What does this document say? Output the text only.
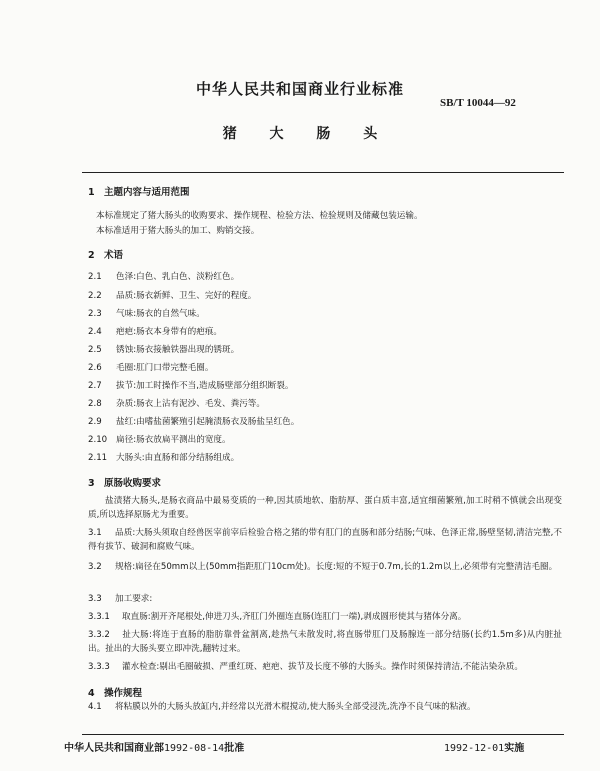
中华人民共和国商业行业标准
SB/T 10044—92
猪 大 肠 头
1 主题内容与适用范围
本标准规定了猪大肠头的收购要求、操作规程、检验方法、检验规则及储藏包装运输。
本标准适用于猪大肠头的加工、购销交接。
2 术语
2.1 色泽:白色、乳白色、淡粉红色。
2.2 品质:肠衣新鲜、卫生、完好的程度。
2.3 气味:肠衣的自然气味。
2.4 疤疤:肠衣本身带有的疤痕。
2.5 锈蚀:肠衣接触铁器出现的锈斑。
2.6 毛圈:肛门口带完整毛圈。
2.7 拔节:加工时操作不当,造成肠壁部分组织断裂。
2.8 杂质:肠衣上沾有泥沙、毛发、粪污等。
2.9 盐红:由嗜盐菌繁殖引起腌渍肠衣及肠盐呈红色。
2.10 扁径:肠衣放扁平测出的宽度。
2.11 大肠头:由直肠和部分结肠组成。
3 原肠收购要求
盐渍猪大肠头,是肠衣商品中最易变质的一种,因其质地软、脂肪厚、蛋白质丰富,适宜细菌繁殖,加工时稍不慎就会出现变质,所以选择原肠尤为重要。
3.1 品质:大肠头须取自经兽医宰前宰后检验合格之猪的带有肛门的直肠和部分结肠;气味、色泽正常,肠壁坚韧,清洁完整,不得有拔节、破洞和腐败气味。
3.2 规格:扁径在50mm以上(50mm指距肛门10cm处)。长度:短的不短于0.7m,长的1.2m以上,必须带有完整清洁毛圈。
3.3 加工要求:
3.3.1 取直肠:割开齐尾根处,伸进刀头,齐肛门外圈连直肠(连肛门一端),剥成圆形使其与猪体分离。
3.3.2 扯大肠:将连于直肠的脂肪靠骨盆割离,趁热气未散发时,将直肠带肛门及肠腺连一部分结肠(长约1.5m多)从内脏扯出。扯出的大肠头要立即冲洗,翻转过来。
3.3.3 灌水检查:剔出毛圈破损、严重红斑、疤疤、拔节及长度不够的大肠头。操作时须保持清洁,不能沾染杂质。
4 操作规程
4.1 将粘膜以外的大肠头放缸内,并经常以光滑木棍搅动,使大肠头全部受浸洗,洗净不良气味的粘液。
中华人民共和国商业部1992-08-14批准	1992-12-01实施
+ + +
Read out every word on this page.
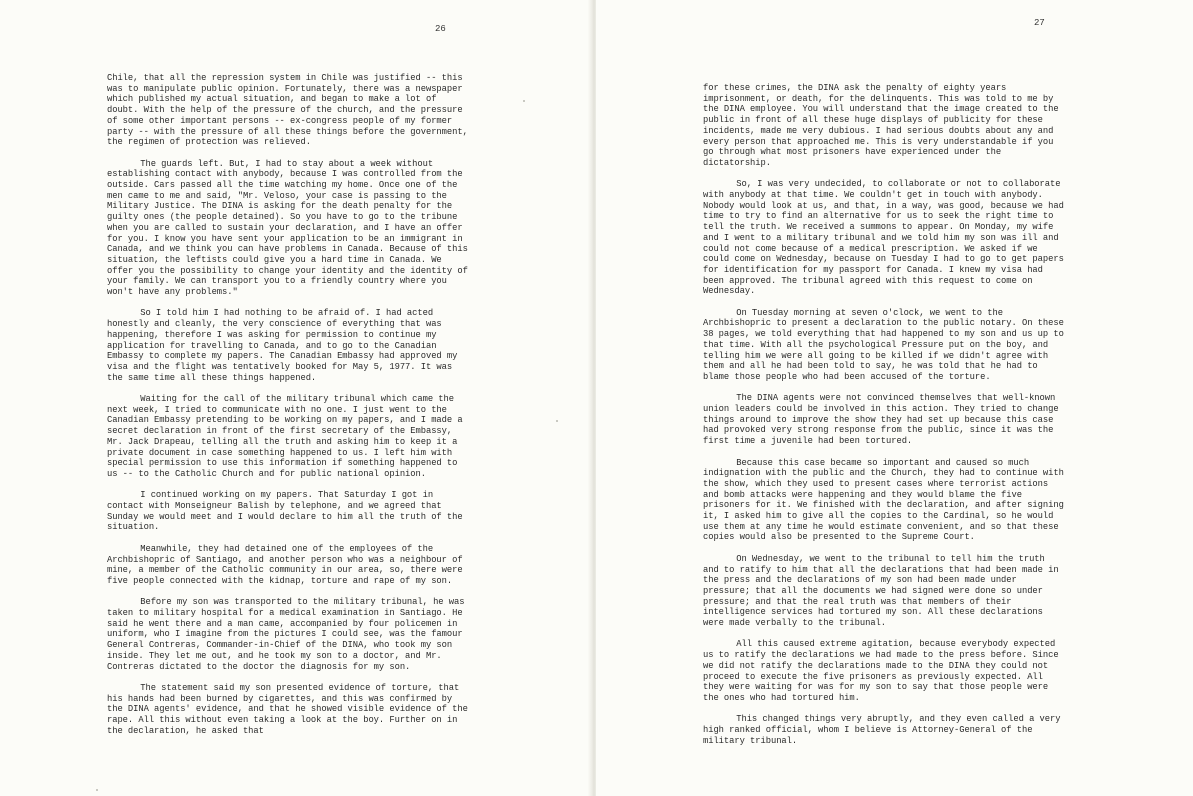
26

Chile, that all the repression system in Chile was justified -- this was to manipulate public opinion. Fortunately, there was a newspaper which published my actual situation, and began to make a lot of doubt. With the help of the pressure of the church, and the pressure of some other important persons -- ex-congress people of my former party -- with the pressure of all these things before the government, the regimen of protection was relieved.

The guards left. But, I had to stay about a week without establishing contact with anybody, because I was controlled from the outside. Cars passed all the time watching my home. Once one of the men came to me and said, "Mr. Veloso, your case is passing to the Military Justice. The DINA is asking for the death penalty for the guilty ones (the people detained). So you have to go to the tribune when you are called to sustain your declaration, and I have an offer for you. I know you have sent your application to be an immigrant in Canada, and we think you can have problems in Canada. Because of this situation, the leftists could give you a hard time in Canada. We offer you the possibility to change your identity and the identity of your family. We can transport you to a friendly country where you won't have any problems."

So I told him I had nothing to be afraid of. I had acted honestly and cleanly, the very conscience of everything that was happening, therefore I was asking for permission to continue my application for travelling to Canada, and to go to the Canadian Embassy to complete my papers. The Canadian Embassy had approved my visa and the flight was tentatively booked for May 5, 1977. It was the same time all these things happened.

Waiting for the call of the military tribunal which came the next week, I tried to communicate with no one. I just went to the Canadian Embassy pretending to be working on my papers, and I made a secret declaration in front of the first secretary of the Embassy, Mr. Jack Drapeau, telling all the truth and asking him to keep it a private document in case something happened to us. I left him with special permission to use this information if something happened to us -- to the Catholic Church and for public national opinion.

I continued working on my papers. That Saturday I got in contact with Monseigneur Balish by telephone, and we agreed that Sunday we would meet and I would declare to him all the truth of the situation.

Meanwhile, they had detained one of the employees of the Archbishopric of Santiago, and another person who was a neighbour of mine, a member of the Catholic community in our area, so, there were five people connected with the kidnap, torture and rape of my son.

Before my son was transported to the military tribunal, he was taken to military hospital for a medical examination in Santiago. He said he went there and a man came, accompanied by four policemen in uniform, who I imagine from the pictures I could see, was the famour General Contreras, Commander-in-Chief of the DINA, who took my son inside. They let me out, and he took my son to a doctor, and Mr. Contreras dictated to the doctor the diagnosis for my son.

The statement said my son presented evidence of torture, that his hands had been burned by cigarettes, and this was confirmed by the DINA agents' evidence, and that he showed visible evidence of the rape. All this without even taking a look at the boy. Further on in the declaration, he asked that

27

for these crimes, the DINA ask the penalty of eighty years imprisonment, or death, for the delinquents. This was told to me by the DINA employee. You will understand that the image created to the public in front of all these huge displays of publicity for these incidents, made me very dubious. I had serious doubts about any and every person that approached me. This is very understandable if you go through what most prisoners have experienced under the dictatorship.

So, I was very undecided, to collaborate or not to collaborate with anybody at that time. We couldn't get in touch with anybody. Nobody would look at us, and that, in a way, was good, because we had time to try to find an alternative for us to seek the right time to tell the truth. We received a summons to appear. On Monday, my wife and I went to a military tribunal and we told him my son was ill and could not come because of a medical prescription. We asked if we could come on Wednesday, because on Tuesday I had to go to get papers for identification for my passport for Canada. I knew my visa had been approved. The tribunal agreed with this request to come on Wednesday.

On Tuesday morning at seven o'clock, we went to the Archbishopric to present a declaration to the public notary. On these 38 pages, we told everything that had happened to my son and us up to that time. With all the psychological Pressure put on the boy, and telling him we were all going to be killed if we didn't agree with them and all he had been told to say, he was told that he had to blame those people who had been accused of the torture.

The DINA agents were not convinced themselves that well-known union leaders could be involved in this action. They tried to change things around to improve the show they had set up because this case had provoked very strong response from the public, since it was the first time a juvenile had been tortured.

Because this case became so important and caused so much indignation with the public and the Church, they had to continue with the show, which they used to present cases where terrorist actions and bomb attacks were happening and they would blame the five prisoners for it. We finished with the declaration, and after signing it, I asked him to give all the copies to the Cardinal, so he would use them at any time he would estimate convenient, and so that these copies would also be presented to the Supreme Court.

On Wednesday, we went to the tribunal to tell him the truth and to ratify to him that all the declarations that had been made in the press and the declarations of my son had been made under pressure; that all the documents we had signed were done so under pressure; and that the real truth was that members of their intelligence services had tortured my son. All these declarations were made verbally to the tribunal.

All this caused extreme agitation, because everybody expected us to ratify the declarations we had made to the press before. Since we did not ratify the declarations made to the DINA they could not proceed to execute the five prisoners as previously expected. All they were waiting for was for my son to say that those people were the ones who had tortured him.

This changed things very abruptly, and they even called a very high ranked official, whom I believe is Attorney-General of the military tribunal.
+ + +
-- Work required --
Count the lines that include the word "操作规程" and state the result as a bare number.

-- Expected answer --
2